## [Your objective]
Copy out every record below exactly as written, but leave out any pictures.

## [Records shown]
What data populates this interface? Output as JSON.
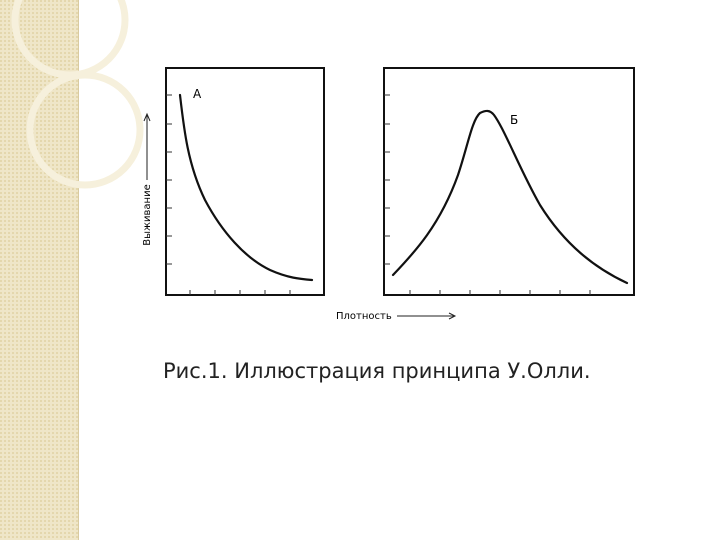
{
  "figure": {
    "panels": [
      {
        "label": "А"
      },
      {
        "label": "Б"
      }
    ],
    "y_axis_label": "Выживание",
    "x_axis_label": "Плотность"
  },
  "caption": "Рис.1. Иллюстрация принципа У.Олли."
}
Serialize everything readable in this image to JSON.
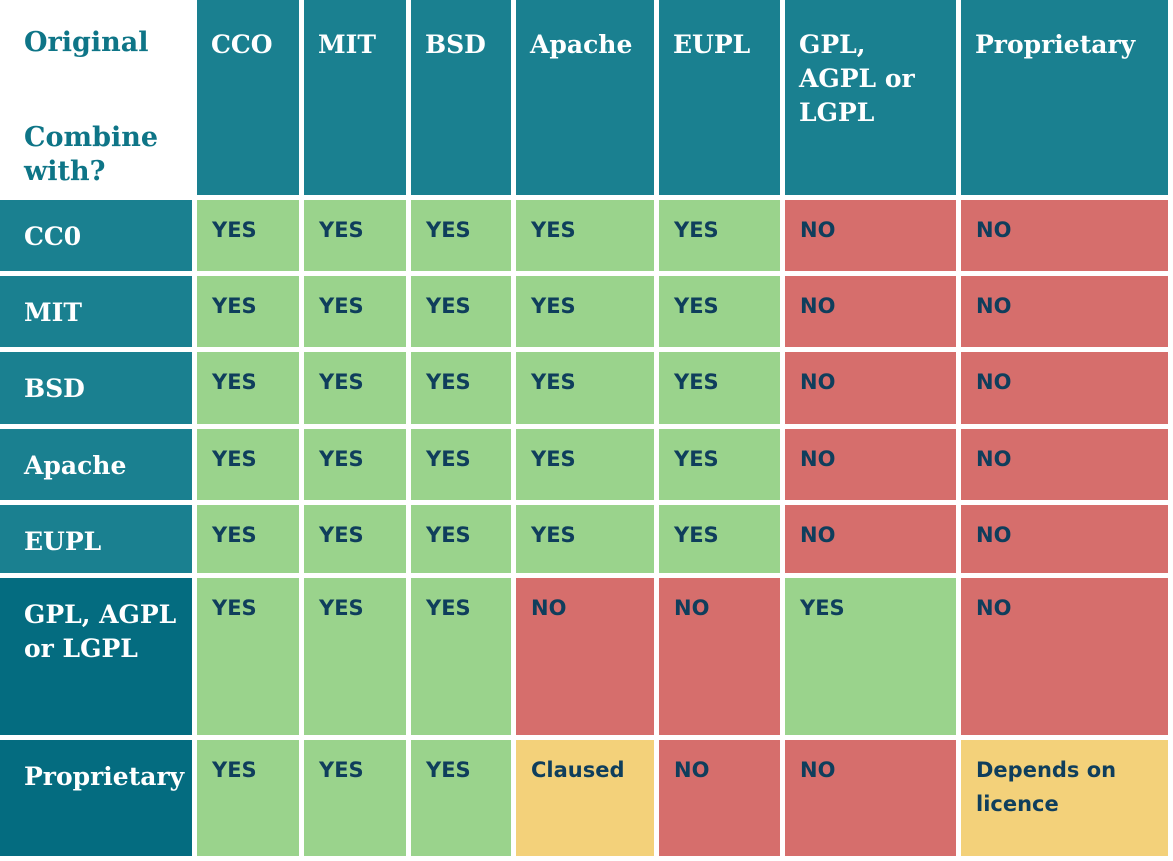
{
  "corner": {
    "original_label": "Original",
    "combine_label": "Combine with?"
  },
  "columns": [
    "CCO",
    "MIT",
    "BSD",
    "Apache",
    "EUPL",
    "GPL, AGPL or LGPL",
    "Proprietary"
  ],
  "rows": [
    {
      "label": "CC0",
      "values": [
        "YES",
        "YES",
        "YES",
        "YES",
        "YES",
        "NO",
        "NO"
      ]
    },
    {
      "label": "MIT",
      "values": [
        "YES",
        "YES",
        "YES",
        "YES",
        "YES",
        "NO",
        "NO"
      ]
    },
    {
      "label": "BSD",
      "values": [
        "YES",
        "YES",
        "YES",
        "YES",
        "YES",
        "NO",
        "NO"
      ]
    },
    {
      "label": "Apache",
      "values": [
        "YES",
        "YES",
        "YES",
        "YES",
        "YES",
        "NO",
        "NO"
      ]
    },
    {
      "label": "EUPL",
      "values": [
        "YES",
        "YES",
        "YES",
        "YES",
        "YES",
        "NO",
        "NO"
      ]
    },
    {
      "label": "GPL, AGPL or LGPL",
      "values": [
        "YES",
        "YES",
        "YES",
        "NO",
        "NO",
        "YES",
        "NO"
      ]
    },
    {
      "label": "Proprietary",
      "values": [
        "YES",
        "YES",
        "YES",
        "Claused",
        "NO",
        "NO",
        "Depends on licence"
      ]
    }
  ],
  "colors": {
    "header_teal": "#1a8090",
    "header_dark_teal": "#046c80",
    "corner_text": "#0e7587",
    "yes_green": "#9ad38c",
    "no_red": "#d66e6c",
    "conditional_yellow": "#f3d17a",
    "value_text": "#0f3e5c"
  }
}
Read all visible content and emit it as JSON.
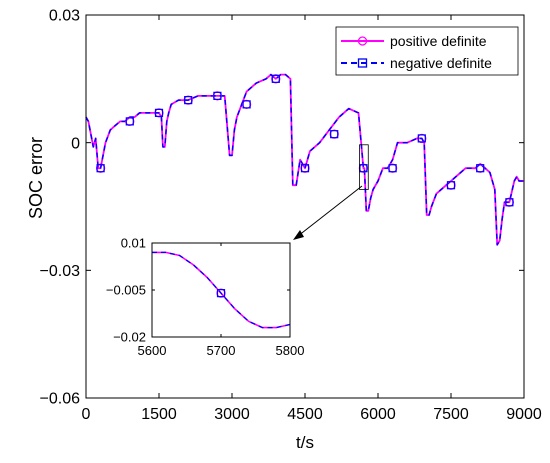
{
  "chart_data": {
    "type": "line",
    "title": "",
    "xlabel": "t/s",
    "ylabel": "SOC error",
    "xlim": [
      0,
      9000
    ],
    "ylim": [
      -0.06,
      0.03
    ],
    "xticks": [
      0,
      1500,
      3000,
      4500,
      6000,
      7500,
      9000
    ],
    "xtick_labels": [
      "0",
      "1500",
      "3000",
      "4500",
      "6000",
      "7500",
      "9000"
    ],
    "yticks": [
      -0.06,
      -0.03,
      0,
      0.03
    ],
    "ytick_labels": [
      "−0.06",
      "−0.03",
      "0",
      "0.03"
    ],
    "grid": false,
    "legend_position": "top-right",
    "series": [
      {
        "name": "positive definite",
        "color": "#ff00ff",
        "line_style": "solid",
        "marker": "circle",
        "x": [
          0,
          50,
          150,
          200,
          250,
          300,
          400,
          500,
          600,
          700,
          800,
          900,
          1000,
          1100,
          1200,
          1300,
          1400,
          1500,
          1550,
          1580,
          1620,
          1660,
          1700,
          1750,
          1900,
          2100,
          2300,
          2500,
          2700,
          2850,
          2950,
          3000,
          3050,
          3100,
          3200,
          3300,
          3500,
          3700,
          3800,
          3900,
          4000,
          4100,
          4200,
          4250,
          4320,
          4400,
          4500,
          4600,
          4800,
          5000,
          5200,
          5400,
          5600,
          5700,
          5720,
          5760,
          5800,
          5850,
          5900,
          6000,
          6100,
          6200,
          6300,
          6400,
          6600,
          6800,
          6900,
          6950,
          7000,
          7050,
          7100,
          7200,
          7400,
          7500,
          7600,
          7800,
          8000,
          8100,
          8200,
          8300,
          8400,
          8450,
          8500,
          8550,
          8600,
          8700,
          8800,
          8850,
          8900,
          9000
        ],
        "y": [
          0.006,
          0.005,
          -0.001,
          0.001,
          -0.006,
          -0.006,
          0.0,
          0.003,
          0.004,
          0.005,
          0.005,
          0.006,
          0.006,
          0.007,
          0.007,
          0.007,
          0.007,
          0.007,
          0.006,
          -0.001,
          -0.001,
          0.005,
          0.007,
          0.009,
          0.01,
          0.01,
          0.011,
          0.011,
          0.011,
          0.011,
          -0.003,
          -0.003,
          0.003,
          0.006,
          0.009,
          0.012,
          0.014,
          0.015,
          0.016,
          0.015,
          0.016,
          0.016,
          0.015,
          -0.01,
          -0.01,
          -0.004,
          -0.006,
          -0.002,
          0.0,
          0.003,
          0.006,
          0.008,
          0.007,
          -0.006,
          -0.006,
          -0.016,
          -0.016,
          -0.013,
          -0.011,
          -0.009,
          -0.006,
          -0.006,
          -0.004,
          0.0,
          0.0,
          0.001,
          0.001,
          0.0,
          -0.017,
          -0.017,
          -0.015,
          -0.012,
          -0.01,
          -0.009,
          -0.008,
          -0.006,
          -0.006,
          -0.005,
          -0.006,
          -0.007,
          -0.011,
          -0.024,
          -0.023,
          -0.018,
          -0.014,
          -0.014,
          -0.009,
          -0.008,
          -0.009,
          -0.009
        ],
        "marker_x": [
          300,
          900,
          1500,
          2100,
          2700,
          3300,
          3900,
          4500,
          5100,
          5700,
          6300,
          6900,
          7500,
          8100,
          8700
        ],
        "marker_y": [
          -0.006,
          0.005,
          0.007,
          0.01,
          0.011,
          0.009,
          0.015,
          -0.006,
          0.002,
          -0.006,
          -0.006,
          0.001,
          -0.01,
          -0.006,
          -0.014
        ]
      },
      {
        "name": "negative definite",
        "color": "#0000ff",
        "line_style": "dashed",
        "marker": "square"
      }
    ],
    "inset": {
      "xlim": [
        5600,
        5800
      ],
      "ylim": [
        -0.02,
        0.01
      ],
      "xticks": [
        5600,
        5700,
        5800
      ],
      "xtick_labels": [
        "5600",
        "5700",
        "5800"
      ],
      "yticks": [
        -0.02,
        -0.005,
        0.01
      ],
      "ytick_labels": [
        "−0.02",
        "−0.005",
        "0.01"
      ],
      "x": [
        5600,
        5620,
        5640,
        5660,
        5680,
        5700,
        5720,
        5740,
        5760,
        5780,
        5800
      ],
      "y": [
        0.007,
        0.007,
        0.006,
        0.003,
        -0.001,
        -0.006,
        -0.011,
        -0.015,
        -0.017,
        -0.017,
        -0.016
      ],
      "marker_x": [
        5700
      ],
      "marker_y": [
        -0.006
      ]
    },
    "zoom_box": {
      "x": [
        5620,
        5800
      ],
      "y": [
        -0.011,
        -0.0005
      ]
    }
  }
}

## [Result of the exercise]
What data populates this interface? Output as JSON.
{
  "figure": {
    "panels": [
      {
        "label": "А"
      },
      {
        "label": "Б"
      }
    ],
    "y_axis_label": "Выживание",
    "x_axis_label": "Плотность"
  },
  "caption": "Рис.1. Иллюстрация принципа У.Олли."
}
Serialize everything readable in this image to JSON.
{
  "corner": {
    "original_label": "Original",
    "combine_label": "Combine with?"
  },
  "columns": [
    "CCO",
    "MIT",
    "BSD",
    "Apache",
    "EUPL",
    "GPL, AGPL or LGPL",
    "Proprietary"
  ],
  "rows": [
    {
      "label": "CC0",
      "values": [
        "YES",
        "YES",
        "YES",
        "YES",
        "YES",
        "NO",
        "NO"
      ]
    },
    {
      "label": "MIT",
      "values": [
        "YES",
        "YES",
        "YES",
        "YES",
        "YES",
        "NO",
        "NO"
      ]
    },
    {
      "label": "BSD",
      "values": [
        "YES",
        "YES",
        "YES",
        "YES",
        "YES",
        "NO",
        "NO"
      ]
    },
    {
      "label": "Apache",
      "values": [
        "YES",
        "YES",
        "YES",
        "YES",
        "YES",
        "NO",
        "NO"
      ]
    },
    {
      "label": "EUPL",
      "values": [
        "YES",
        "YES",
        "YES",
        "YES",
        "YES",
        "NO",
        "NO"
      ]
    },
    {
      "label": "GPL, AGPL or LGPL",
      "values": [
        "YES",
        "YES",
        "YES",
        "NO",
        "NO",
        "YES",
        "NO"
      ]
    },
    {
      "label": "Proprietary",
      "values": [
        "YES",
        "YES",
        "YES",
        "Claused",
        "NO",
        "NO",
        "Depends on licence"
      ]
    }
  ],
  "colors": {
    "header_teal": "#1a8090",
    "header_dark_teal": "#046c80",
    "corner_text": "#0e7587",
    "yes_green": "#9ad38c",
    "no_red": "#d66e6c",
    "conditional_yellow": "#f3d17a",
    "value_text": "#0f3e5c"
  }
}
Read all visible content and emit it as JSON.
{
  "chart_data": {
    "type": "line",
    "title": "",
    "xlabel": "t/s",
    "ylabel": "SOC error",
    "xlim": [
      0,
      9000
    ],
    "ylim": [
      -0.06,
      0.03
    ],
    "xticks": [
      0,
      1500,
      3000,
      4500,
      6000,
      7500,
      9000
    ],
    "xtick_labels": [
      "0",
      "1500",
      "3000",
      "4500",
      "6000",
      "7500",
      "9000"
    ],
    "yticks": [
      -0.06,
      -0.03,
      0,
      0.03
    ],
    "ytick_labels": [
      "−0.06",
      "−0.03",
      "0",
      "0.03"
    ],
    "grid": false,
    "legend_position": "top-right",
    "series": [
      {
        "name": "positive definite",
        "color": "#ff00ff",
        "line_style": "solid",
        "marker": "circle",
        "x": [
          0,
          50,
          150,
          200,
          250,
          300,
          400,
          500,
          600,
          700,
          800,
          900,
          1000,
          1100,
          1200,
          1300,
          1400,
          1500,
          1550,
          1580,
          1620,
          1660,
          1700,
          1750,
          1900,
          2100,
          2300,
          2500,
          2700,
          2850,
          2950,
          3000,
          3050,
          3100,
          3200,
          3300,
          3500,
          3700,
          3800,
          3900,
          4000,
          4100,
          4200,
          4250,
          4320,
          4400,
          4500,
          4600,
          4800,
          5000,
          5200,
          5400,
          5600,
          5700,
          5720,
          5760,
          5800,
          5850,
          5900,
          6000,
          6100,
          6200,
          6300,
          6400,
          6600,
          6800,
          6900,
          6950,
          7000,
          7050,
          7100,
          7200,
          7400,
          7500,
          7600,
          7800,
          8000,
          8100,
          8200,
          8300,
          8400,
          8450,
          8500,
          8550,
          8600,
          8700,
          8800,
          8850,
          8900,
          9000
        ],
        "y": [
          0.006,
          0.005,
          -0.001,
          0.001,
          -0.006,
          -0.006,
          0.0,
          0.003,
          0.004,
          0.005,
          0.005,
          0.006,
          0.006,
          0.007,
          0.007,
          0.007,
          0.007,
          0.007,
          0.006,
          -0.001,
          -0.001,
          0.005,
          0.007,
          0.009,
          0.01,
          0.01,
          0.011,
          0.011,
          0.011,
          0.011,
          -0.003,
          -0.003,
          0.003,
          0.006,
          0.009,
          0.012,
          0.014,
          0.015,
          0.016,
          0.015,
          0.016,
          0.016,
          0.015,
          -0.01,
          -0.01,
          -0.004,
          -0.006,
          -0.002,
          0.0,
          0.003,
          0.006,
          0.008,
          0.007,
          -0.006,
          -0.006,
          -0.016,
          -0.016,
          -0.013,
          -0.011,
          -0.009,
          -0.006,
          -0.006,
          -0.004,
          0.0,
          0.0,
          0.001,
          0.001,
          0.0,
          -0.017,
          -0.017,
          -0.015,
          -0.012,
          -0.01,
          -0.009,
          -0.008,
          -0.006,
          -0.006,
          -0.005,
          -0.006,
          -0.007,
          -0.011,
          -0.024,
          -0.023,
          -0.018,
          -0.014,
          -0.014,
          -0.009,
          -0.008,
          -0.009,
          -0.009
        ],
        "marker_x": [
          300,
          900,
          1500,
          2100,
          2700,
          3300,
          3900,
          4500,
          5100,
          5700,
          6300,
          6900,
          7500,
          8100,
          8700
        ],
        "marker_y": [
          -0.006,
          0.005,
          0.007,
          0.01,
          0.011,
          0.009,
          0.015,
          -0.006,
          0.002,
          -0.006,
          -0.006,
          0.001,
          -0.01,
          -0.006,
          -0.014
        ]
      },
      {
        "name": "negative definite",
        "color": "#0000ff",
        "line_style": "dashed",
        "marker": "square"
      }
    ],
    "inset": {
      "xlim": [
        5600,
        5800
      ],
      "ylim": [
        -0.02,
        0.01
      ],
      "xticks": [
        5600,
        5700,
        5800
      ],
      "xtick_labels": [
        "5600",
        "5700",
        "5800"
      ],
      "yticks": [
        -0.02,
        -0.005,
        0.01
      ],
      "ytick_labels": [
        "−0.02",
        "−0.005",
        "0.01"
      ],
      "x": [
        5600,
        5620,
        5640,
        5660,
        5680,
        5700,
        5720,
        5740,
        5760,
        5780,
        5800
      ],
      "y": [
        0.007,
        0.007,
        0.006,
        0.003,
        -0.001,
        -0.006,
        -0.011,
        -0.015,
        -0.017,
        -0.017,
        -0.016
      ],
      "marker_x": [
        5700
      ],
      "marker_y": [
        -0.006
      ]
    },
    "zoom_box": {
      "x": [
        5620,
        5800
      ],
      "y": [
        -0.011,
        -0.0005
      ]
    }
  }
}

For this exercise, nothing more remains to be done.